_Work instructions_
Can you copy out the data exactly? Leave the images out.

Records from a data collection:

START

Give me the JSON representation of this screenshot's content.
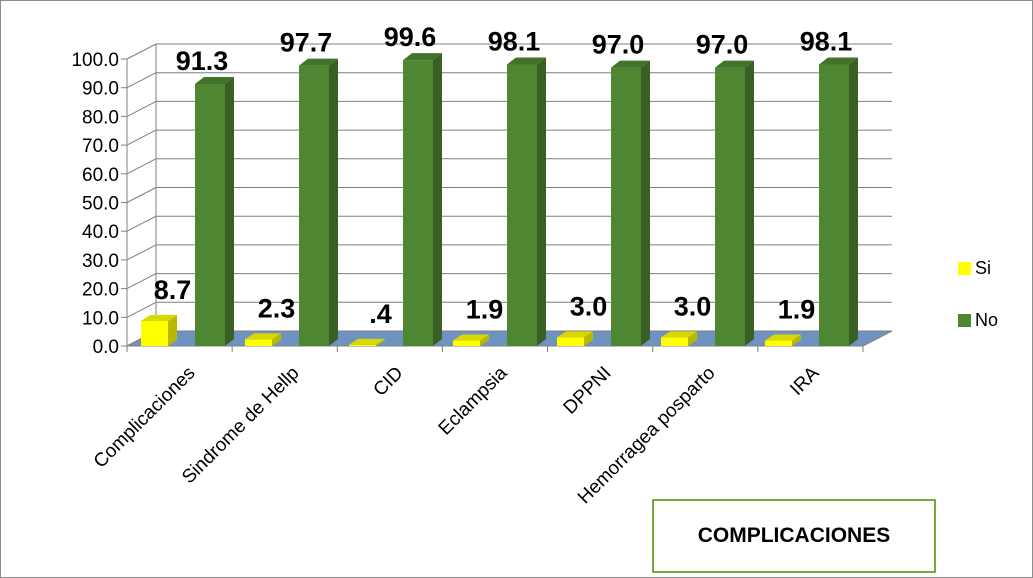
{
  "chart_data": {
    "type": "bar",
    "title": "COMPLICACIONES",
    "categories": [
      "Complicaciones",
      "Sindrome de Hellp",
      "CID",
      "Eclampsia",
      "DPPNI",
      "Hemorragea posparto",
      "IRA"
    ],
    "series": [
      {
        "name": "Si",
        "values": [
          8.7,
          2.3,
          0.4,
          1.9,
          3.0,
          3.0,
          1.9
        ],
        "labels": [
          "8.7",
          "2.3",
          ".4",
          "1.9",
          "3.0",
          "3.0",
          "1.9"
        ],
        "color": "#ffff00"
      },
      {
        "name": "No",
        "values": [
          91.3,
          97.7,
          99.6,
          98.1,
          97.0,
          97.0,
          98.1
        ],
        "labels": [
          "91.3",
          "97.7",
          "99.6",
          "98.1",
          "97.0",
          "97.0",
          "98.1"
        ],
        "color": "#4e8632"
      }
    ],
    "ylim": [
      0,
      100
    ],
    "yticks": [
      "0.0",
      "10.0",
      "20.0",
      "30.0",
      "40.0",
      "50.0",
      "60.0",
      "70.0",
      "80.0",
      "90.0",
      "100.0"
    ],
    "grid": true,
    "legend_position": "right",
    "floor_color": "#6f93c1"
  }
}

END

_Answer to the problem_
Give me the JSON representation of this screenshot's content.
{
  "chart_data": {
    "type": "bar",
    "title": "COMPLICACIONES",
    "categories": [
      "Complicaciones",
      "Sindrome de Hellp",
      "CID",
      "Eclampsia",
      "DPPNI",
      "Hemorragea posparto",
      "IRA"
    ],
    "series": [
      {
        "name": "Si",
        "values": [
          8.7,
          2.3,
          0.4,
          1.9,
          3.0,
          3.0,
          1.9
        ],
        "labels": [
          "8.7",
          "2.3",
          ".4",
          "1.9",
          "3.0",
          "3.0",
          "1.9"
        ],
        "color": "#ffff00"
      },
      {
        "name": "No",
        "values": [
          91.3,
          97.7,
          99.6,
          98.1,
          97.0,
          97.0,
          98.1
        ],
        "labels": [
          "91.3",
          "97.7",
          "99.6",
          "98.1",
          "97.0",
          "97.0",
          "98.1"
        ],
        "color": "#4e8632"
      }
    ],
    "ylim": [
      0,
      100
    ],
    "yticks": [
      "0.0",
      "10.0",
      "20.0",
      "30.0",
      "40.0",
      "50.0",
      "60.0",
      "70.0",
      "80.0",
      "90.0",
      "100.0"
    ],
    "grid": true,
    "legend_position": "right",
    "floor_color": "#6f93c1"
  }
}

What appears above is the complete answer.